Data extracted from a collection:
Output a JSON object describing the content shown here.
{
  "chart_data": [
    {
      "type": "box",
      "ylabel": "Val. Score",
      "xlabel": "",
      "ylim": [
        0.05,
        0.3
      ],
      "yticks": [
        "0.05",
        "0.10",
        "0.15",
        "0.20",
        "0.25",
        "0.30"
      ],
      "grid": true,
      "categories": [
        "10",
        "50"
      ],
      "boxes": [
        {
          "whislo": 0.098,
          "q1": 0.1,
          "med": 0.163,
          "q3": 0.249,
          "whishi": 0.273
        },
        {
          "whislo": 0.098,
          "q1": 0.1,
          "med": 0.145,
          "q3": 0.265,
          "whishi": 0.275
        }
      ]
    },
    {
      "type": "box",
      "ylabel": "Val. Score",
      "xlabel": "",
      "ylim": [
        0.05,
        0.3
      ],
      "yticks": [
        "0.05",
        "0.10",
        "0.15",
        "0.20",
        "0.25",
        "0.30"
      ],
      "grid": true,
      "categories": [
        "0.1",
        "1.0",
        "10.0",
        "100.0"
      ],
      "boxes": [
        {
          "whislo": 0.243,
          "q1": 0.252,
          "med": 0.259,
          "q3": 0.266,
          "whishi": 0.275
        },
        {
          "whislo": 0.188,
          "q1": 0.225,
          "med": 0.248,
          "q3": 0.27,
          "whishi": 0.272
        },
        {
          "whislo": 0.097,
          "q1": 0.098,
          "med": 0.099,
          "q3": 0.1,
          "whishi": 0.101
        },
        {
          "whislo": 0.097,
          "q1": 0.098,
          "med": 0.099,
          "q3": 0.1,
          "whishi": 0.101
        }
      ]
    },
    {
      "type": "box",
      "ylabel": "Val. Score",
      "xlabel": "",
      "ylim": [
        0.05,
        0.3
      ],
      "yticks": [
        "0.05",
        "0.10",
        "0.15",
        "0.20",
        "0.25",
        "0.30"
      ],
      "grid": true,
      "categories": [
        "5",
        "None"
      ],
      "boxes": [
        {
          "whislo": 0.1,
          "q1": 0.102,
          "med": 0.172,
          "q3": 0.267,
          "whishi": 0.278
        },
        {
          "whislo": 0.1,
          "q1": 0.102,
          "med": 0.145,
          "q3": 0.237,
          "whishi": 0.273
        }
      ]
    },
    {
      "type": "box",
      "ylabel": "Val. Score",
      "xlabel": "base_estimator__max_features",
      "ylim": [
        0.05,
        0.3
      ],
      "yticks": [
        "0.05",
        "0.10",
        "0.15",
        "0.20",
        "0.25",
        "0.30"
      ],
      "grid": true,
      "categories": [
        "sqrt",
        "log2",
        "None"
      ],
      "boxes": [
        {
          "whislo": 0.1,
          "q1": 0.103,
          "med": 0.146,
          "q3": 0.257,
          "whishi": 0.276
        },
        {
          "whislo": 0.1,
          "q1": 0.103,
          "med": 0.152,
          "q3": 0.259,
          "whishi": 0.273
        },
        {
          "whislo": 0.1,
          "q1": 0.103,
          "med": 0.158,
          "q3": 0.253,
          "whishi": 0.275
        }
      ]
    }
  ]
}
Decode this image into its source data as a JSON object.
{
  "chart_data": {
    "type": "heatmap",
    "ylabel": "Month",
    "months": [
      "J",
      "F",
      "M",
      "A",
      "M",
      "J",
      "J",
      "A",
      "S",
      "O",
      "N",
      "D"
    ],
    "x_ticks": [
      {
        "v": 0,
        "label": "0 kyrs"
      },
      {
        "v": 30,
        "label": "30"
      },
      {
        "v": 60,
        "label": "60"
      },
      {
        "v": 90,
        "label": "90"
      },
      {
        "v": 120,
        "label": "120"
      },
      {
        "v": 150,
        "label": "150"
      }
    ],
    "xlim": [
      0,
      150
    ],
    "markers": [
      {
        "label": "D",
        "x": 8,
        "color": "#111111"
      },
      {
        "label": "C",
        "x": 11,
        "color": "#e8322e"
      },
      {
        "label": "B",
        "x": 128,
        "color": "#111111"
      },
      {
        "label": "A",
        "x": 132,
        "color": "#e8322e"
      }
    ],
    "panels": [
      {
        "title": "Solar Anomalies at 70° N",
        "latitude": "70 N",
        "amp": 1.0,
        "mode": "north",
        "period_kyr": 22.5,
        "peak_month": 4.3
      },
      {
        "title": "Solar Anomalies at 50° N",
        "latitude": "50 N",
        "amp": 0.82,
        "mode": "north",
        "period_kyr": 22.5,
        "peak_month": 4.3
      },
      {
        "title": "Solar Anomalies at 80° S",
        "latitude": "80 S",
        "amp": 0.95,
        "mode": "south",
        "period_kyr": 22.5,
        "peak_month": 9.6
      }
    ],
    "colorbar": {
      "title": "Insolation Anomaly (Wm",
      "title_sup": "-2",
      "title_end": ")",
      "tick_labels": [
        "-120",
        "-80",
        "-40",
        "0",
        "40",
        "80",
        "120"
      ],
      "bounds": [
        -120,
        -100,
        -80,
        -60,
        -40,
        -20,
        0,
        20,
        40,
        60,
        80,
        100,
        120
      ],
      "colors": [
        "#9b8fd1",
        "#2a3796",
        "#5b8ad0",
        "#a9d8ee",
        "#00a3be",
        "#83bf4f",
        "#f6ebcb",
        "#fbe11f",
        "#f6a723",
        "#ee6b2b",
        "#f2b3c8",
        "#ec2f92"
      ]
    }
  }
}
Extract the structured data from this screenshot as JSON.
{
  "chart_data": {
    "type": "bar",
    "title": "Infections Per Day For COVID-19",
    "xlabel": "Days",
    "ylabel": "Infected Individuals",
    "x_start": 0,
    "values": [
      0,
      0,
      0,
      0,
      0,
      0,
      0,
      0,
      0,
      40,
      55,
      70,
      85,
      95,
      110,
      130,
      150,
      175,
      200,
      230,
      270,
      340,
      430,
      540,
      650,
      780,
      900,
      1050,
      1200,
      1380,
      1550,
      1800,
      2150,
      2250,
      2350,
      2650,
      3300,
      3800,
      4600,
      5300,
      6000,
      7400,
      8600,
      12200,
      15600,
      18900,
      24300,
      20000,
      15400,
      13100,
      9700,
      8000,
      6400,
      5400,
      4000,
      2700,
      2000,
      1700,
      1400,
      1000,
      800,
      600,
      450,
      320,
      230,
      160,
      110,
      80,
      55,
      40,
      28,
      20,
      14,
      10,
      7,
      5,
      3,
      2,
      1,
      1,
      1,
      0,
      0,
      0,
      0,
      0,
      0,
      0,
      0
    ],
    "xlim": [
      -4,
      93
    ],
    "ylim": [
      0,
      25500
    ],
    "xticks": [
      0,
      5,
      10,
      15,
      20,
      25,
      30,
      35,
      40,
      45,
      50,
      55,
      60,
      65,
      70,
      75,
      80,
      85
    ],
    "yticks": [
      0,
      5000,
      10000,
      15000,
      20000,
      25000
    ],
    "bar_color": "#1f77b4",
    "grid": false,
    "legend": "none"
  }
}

Written exercise:
Out of the material above, gather each line where "latitude" appears.

Answer for the task:
        "latitude": "70 N",
        "latitude": "50 N",
        "latitude": "80 S",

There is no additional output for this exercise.